# [WRITTEN INSTRUCTION]
Pull every line with the word "JSON" out of the entries below.

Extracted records
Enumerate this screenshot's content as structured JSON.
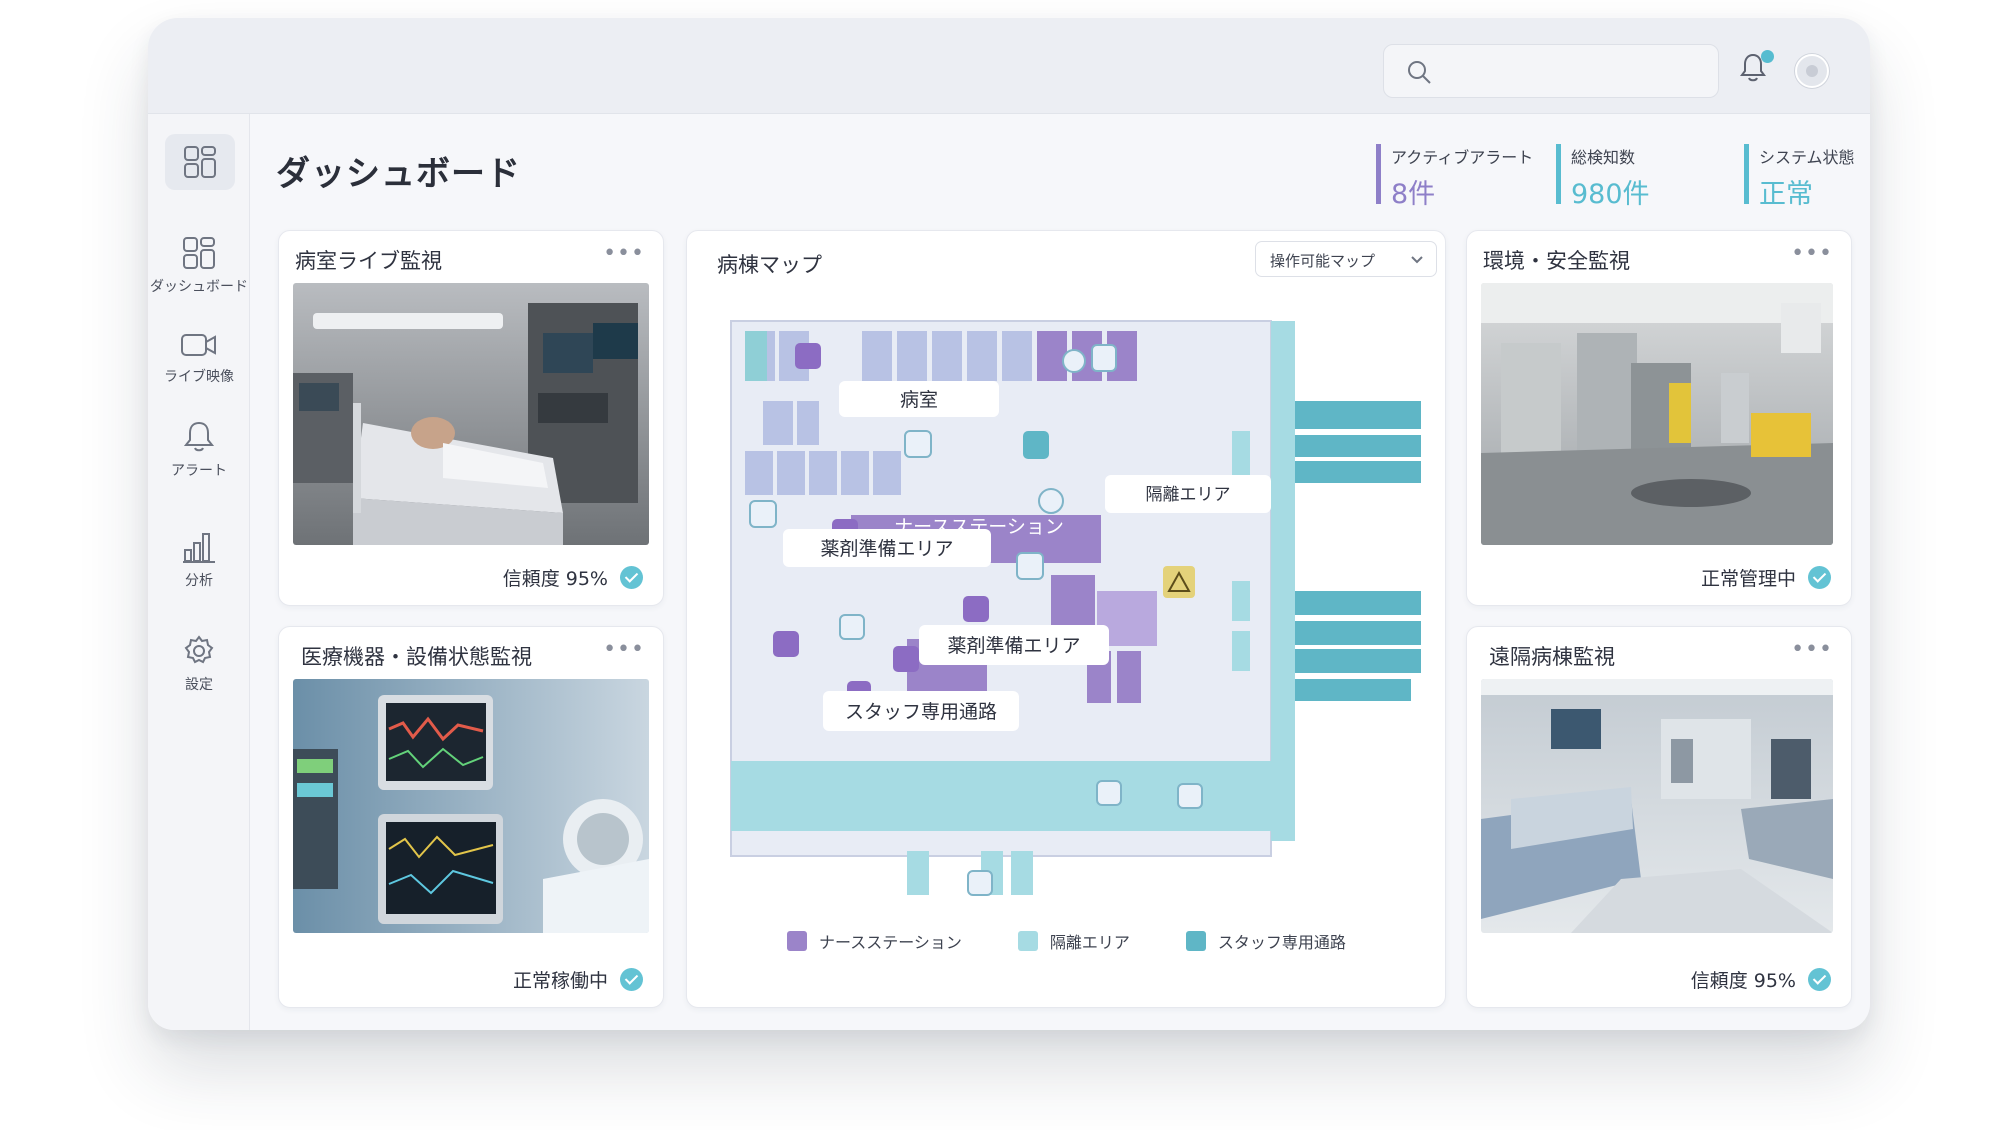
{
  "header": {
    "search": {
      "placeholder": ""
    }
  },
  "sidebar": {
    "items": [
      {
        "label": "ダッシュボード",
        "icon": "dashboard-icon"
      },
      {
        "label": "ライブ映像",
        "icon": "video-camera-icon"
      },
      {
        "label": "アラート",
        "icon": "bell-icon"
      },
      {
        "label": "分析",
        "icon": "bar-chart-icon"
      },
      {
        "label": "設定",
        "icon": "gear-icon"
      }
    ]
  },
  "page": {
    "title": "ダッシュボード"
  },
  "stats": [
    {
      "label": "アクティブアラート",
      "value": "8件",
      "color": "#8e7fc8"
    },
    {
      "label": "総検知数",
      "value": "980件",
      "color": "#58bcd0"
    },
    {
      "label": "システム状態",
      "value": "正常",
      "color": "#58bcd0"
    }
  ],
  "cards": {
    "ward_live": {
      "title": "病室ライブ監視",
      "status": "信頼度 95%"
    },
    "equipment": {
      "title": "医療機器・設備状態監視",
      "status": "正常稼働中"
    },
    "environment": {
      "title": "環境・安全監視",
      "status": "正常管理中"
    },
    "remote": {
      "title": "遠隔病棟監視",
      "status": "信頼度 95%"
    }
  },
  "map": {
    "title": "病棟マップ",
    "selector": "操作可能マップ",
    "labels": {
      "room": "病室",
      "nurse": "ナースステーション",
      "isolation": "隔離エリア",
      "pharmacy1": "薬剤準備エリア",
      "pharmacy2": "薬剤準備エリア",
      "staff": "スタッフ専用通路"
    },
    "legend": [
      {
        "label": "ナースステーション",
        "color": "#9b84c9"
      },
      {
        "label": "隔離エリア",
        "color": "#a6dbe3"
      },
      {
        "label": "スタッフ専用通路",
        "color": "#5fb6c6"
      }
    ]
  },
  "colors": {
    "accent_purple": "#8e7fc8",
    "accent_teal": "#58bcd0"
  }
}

--

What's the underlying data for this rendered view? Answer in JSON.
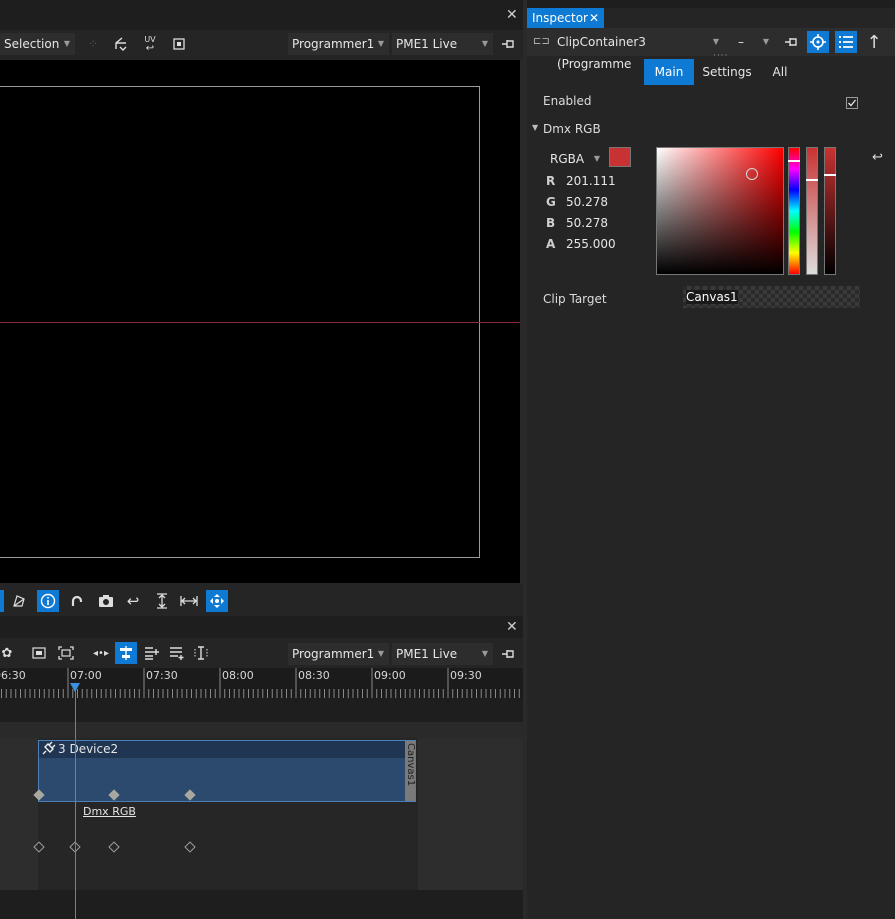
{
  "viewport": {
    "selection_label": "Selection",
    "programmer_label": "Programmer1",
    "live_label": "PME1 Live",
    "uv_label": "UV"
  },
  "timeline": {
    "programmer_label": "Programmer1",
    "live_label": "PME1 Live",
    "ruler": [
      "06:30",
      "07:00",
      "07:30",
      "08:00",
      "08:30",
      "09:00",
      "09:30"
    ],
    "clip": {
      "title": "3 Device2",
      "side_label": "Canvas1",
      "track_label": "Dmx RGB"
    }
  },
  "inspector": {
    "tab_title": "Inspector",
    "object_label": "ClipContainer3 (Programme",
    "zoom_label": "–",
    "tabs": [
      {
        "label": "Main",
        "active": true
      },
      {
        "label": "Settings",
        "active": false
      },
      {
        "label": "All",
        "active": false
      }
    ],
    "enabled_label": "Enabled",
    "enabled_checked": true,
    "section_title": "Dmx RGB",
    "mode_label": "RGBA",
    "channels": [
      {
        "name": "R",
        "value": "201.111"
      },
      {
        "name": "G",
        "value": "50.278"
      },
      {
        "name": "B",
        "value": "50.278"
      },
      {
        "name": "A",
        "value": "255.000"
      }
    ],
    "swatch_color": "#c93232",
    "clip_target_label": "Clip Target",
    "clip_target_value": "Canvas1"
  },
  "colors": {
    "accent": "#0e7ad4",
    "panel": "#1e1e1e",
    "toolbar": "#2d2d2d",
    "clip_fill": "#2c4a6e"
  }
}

---

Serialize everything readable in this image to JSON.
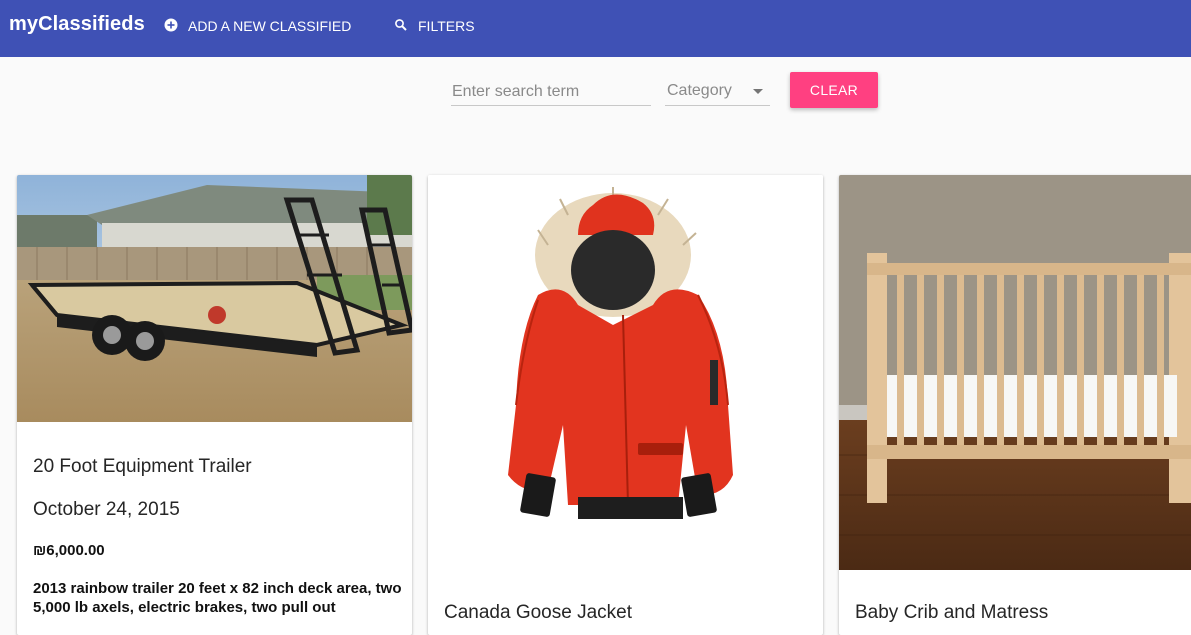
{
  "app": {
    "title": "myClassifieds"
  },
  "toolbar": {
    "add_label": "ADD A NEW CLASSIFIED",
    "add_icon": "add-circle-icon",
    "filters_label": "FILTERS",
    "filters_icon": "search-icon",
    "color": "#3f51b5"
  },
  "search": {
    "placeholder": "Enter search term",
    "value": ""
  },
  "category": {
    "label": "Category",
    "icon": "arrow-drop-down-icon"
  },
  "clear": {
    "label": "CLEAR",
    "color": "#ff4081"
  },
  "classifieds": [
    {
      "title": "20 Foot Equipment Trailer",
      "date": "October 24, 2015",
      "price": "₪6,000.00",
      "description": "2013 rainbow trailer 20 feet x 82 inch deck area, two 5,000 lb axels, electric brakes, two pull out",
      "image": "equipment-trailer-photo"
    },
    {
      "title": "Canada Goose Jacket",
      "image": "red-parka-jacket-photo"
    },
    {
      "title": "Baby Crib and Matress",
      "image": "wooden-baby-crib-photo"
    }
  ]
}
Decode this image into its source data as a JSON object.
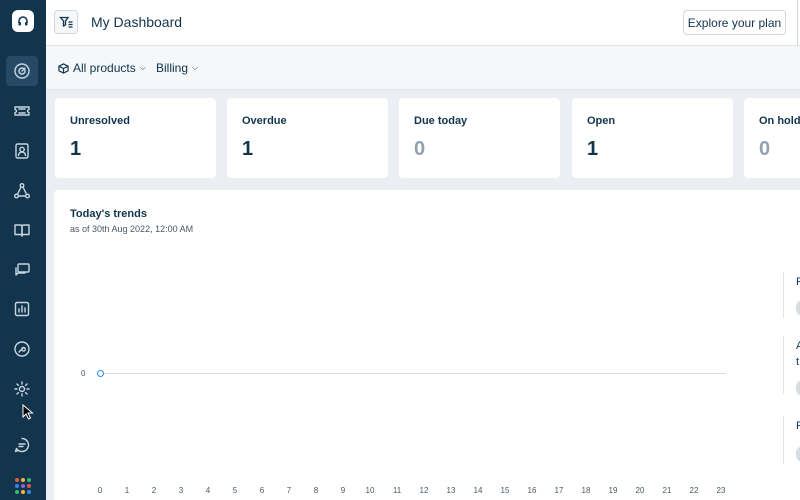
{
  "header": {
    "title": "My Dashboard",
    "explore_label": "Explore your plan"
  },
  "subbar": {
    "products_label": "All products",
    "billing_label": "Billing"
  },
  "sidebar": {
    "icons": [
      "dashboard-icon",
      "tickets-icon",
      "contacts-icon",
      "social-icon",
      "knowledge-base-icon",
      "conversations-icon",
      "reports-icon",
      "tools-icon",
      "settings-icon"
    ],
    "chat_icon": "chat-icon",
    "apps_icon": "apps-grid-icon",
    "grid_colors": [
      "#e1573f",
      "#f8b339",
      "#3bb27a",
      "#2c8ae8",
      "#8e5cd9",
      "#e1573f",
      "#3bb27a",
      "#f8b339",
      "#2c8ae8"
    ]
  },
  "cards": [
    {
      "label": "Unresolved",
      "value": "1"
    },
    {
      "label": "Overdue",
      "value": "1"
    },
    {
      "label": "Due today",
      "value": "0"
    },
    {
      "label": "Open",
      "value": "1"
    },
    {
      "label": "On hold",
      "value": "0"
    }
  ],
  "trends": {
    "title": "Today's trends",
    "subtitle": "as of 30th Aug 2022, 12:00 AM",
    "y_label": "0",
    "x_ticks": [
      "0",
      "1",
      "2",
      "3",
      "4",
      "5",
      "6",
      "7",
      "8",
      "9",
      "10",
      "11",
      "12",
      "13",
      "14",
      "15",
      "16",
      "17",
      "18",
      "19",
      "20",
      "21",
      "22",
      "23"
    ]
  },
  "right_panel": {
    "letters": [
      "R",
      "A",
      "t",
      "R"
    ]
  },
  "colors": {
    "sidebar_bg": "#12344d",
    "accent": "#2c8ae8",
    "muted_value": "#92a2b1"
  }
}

# [RESULT OF THE EXERCISE]
Enumerate this screenshot's content as structured JSON.
What's the underlying data for this rendered view? Answer in JSON.
Serialize everything readable in this image to JSON.
Decode this image into its source data as a JSON object.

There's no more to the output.